[Task]: The answer is a single number: how many lines hold the string "ενεργοποιημένο".

• • • • • • •

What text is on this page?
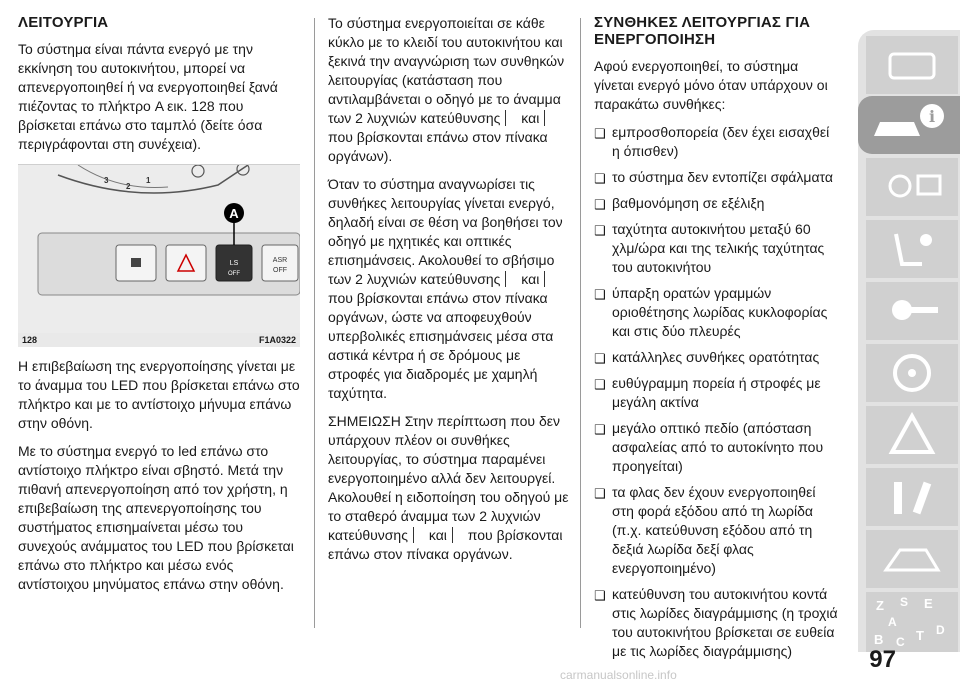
ΛΕΙΤΟΥΡΓΙΑ

Το σύστημα είναι πάντα ενεργό με την εκκίνηση του αυτοκινήτου, μπορεί να απενεργοποιηθεί ή να ενεργοποιηθεί ξανά πιέζοντας το πλήκτρο A εικ. 128 που βρίσκεται επάνω στο ταμπλό (δείτε όσα περιγράφονται στη συνέχεια).

3
2
1
LS
OFF
ASR
OFF
A
128	F1A0322

Η επιβεβαίωση της ενεργοποίησης γίνεται με το άναμμα του LED που βρίσκεται επάνω στο πλήκτρο και με το αντίστοιχο μήνυμα επάνω στην οθόνη.

Με το σύστημα ενεργό το led επάνω στο αντίστοιχο πλήκτρο είναι σβηστό. Μετά την πιθανή απενεργοποίηση από τον χρήστη, η επιβεβαίωση της απενεργοποίησης του συστήματος επισημαίνεται μέσω του συνεχούς ανάμματος του LED που βρίσκεται επάνω στο πλήκτρο και μέσω ενός αντίστοιχου μηνύματος επάνω στην οθόνη.

Το σύστημα ενεργοποιείται σε κάθε κύκλο με το κλειδί του αυτοκινήτου και ξεκινά την αναγνώριση των συνθηκών λειτουργίας (κατάσταση που αντιλαμβάνεται ο οδηγό με το άναμμα των 2 λυχνιών κατεύθυνσης και που βρίσκονται επάνω στον πίνακα οργάνων).

Όταν το σύστημα αναγνωρίσει τις συνθήκες λειτουργίας γίνεται ενεργό, δηλαδή είναι σε θέση να βοηθήσει τον οδηγό με ηχητικές και οπτικές επισημάνσεις. Ακολουθεί το σβήσιμο των 2 λυχνιών κατεύθυνσης και που βρίσκονται επάνω στον πίνακα οργάνων, ώστε να αποφευχθούν υπερβολικές επισημάνσεις μέσα στα αστικά κέντρα ή σε δρόμους με στροφές για διαδρομές με χαμηλή ταχύτητα.

ΣΗΜΕΙΩΣΗ Στην περίπτωση που δεν υπάρχουν πλέον οι συνθήκες λειτουργίας, το σύστημα παραμένει ενεργοποιημένο αλλά δεν λειτουργεί. Ακολουθεί η ειδοποίηση του οδηγού με το σταθερό άναμμα των 2 λυχνιών κατεύθυνσης και που βρίσκονται επάνω στον πίνακα οργάνων.

ΣΥΝΘΗΚΕΣ ΛΕΙΤΟΥΡΓΙΑΣ ΓΙΑ ΕΝΕΡΓΟΠΟΙΗΣΗ

Αφού ενεργοποιηθεί, το σύστημα γίνεται ενεργό μόνο όταν υπάρχουν οι παρακάτω συνθήκες:

❑ εμπροσθοπορεία (δεν έχει εισαχθεί η όπισθεν)
❑ το σύστημα δεν εντοπίζει σφάλματα
❑ βαθμονόμηση σε εξέλιξη
❑ ταχύτητα αυτοκινήτου μεταξύ 60 χλμ/ώρα και της τελικής ταχύτητας του αυτοκινήτου
❑ ύπαρξη ορατών γραμμών οριοθέτησης λωρίδας κυκλοφορίας και στις δύο πλευρές
❑ κατάλληλες συνθήκες ορατότητας
❑ ευθύγραμμη πορεία ή στροφές με μεγάλη ακτίνα
❑ μεγάλο οπτικό πεδίο (απόσταση ασφαλείας από το αυτοκίνητο που προηγείται)
❑ τα φλας δεν έχουν ενεργοποιηθεί στη φορά εξόδου από τη λωρίδα (π.χ. κατεύθυνση εξόδου από τη δεξιά λωρίδα δεξί φλας ενεργοποιημένο)
❑ κατεύθυνση του αυτοκινήτου κοντά στις λωρίδες διαγράμμισης (η τροχιά του αυτοκινήτου βρίσκεται σε ευθεία με τις λωρίδες διαγράμμισης)
i
Z S E
A
B C T D
97
carmanualsonline.info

• • • • • • •

[Task answer]: 2